▸ Requirement: Transcribe the material in full, exactly as written.
-------- Stored records --------
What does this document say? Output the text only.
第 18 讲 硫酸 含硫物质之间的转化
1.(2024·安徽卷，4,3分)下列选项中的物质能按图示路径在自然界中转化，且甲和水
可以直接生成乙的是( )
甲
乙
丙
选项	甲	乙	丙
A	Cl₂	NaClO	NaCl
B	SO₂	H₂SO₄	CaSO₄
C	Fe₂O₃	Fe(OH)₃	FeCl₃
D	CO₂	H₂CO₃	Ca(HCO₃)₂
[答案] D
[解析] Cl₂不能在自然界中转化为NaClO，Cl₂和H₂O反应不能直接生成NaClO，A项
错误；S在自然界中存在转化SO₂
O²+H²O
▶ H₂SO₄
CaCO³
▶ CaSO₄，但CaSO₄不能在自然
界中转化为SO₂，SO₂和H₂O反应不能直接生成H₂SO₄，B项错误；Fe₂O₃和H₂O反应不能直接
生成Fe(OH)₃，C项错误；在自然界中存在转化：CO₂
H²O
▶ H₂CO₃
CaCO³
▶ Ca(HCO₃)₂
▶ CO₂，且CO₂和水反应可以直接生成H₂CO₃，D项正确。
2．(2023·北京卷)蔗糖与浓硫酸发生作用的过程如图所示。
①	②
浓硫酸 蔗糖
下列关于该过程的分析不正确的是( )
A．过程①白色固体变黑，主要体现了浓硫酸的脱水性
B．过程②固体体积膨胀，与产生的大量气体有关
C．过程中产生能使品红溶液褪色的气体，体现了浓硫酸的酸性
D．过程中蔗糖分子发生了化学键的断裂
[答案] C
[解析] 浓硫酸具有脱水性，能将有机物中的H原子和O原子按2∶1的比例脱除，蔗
--------
▸ Response below:
What does this document say? Output the text only.
第 18 讲 硫酸 含硫物质之间的转化
1.(2024·安徽卷，4,3分)下列选项中的物质能按图示路径在自然界中转化，且甲和水
可以直接生成乙的是( )
甲
乙
丙
选项	甲	乙	丙
A	Cl₂	NaClO	NaCl
B	SO₂	H₂SO₄	CaSO₄
C	Fe₂O₃	Fe(OH)₃	FeCl₃
D	CO₂	H₂CO₃	Ca(HCO₃)₂
[答案] D
[解析] Cl₂不能在自然界中转化为NaClO，Cl₂和H₂O反应不能直接生成NaClO，A项
错误；S在自然界中存在转化SO₂
O²+H²O
▶ H₂SO₄
CaCO³
▶ CaSO₄，但CaSO₄不能在自然
界中转化为SO₂，SO₂和H₂O反应不能直接生成H₂SO₄，B项错误；Fe₂O₃和H₂O反应不能直接
生成Fe(OH)₃，C项错误；在自然界中存在转化：CO₂
H²O
▶ H₂CO₃
CaCO³
▶ Ca(HCO₃)₂
▶ CO₂，且CO₂和水反应可以直接生成H₂CO₃，D项正确。
2．(2023·北京卷)蔗糖与浓硫酸发生作用的过程如图所示。
①	②
浓硫酸 蔗糖
下列关于该过程的分析不正确的是( )
A．过程①白色固体变黑，主要体现了浓硫酸的脱水性
B．过程②固体体积膨胀，与产生的大量气体有关
C．过程中产生能使品红溶液褪色的气体，体现了浓硫酸的酸性
D．过程中蔗糖分子发生了化学键的断裂
[答案] C
[解析] 浓硫酸具有脱水性，能将有机物中的H原子和O原子按2∶1的比例脱除，蔗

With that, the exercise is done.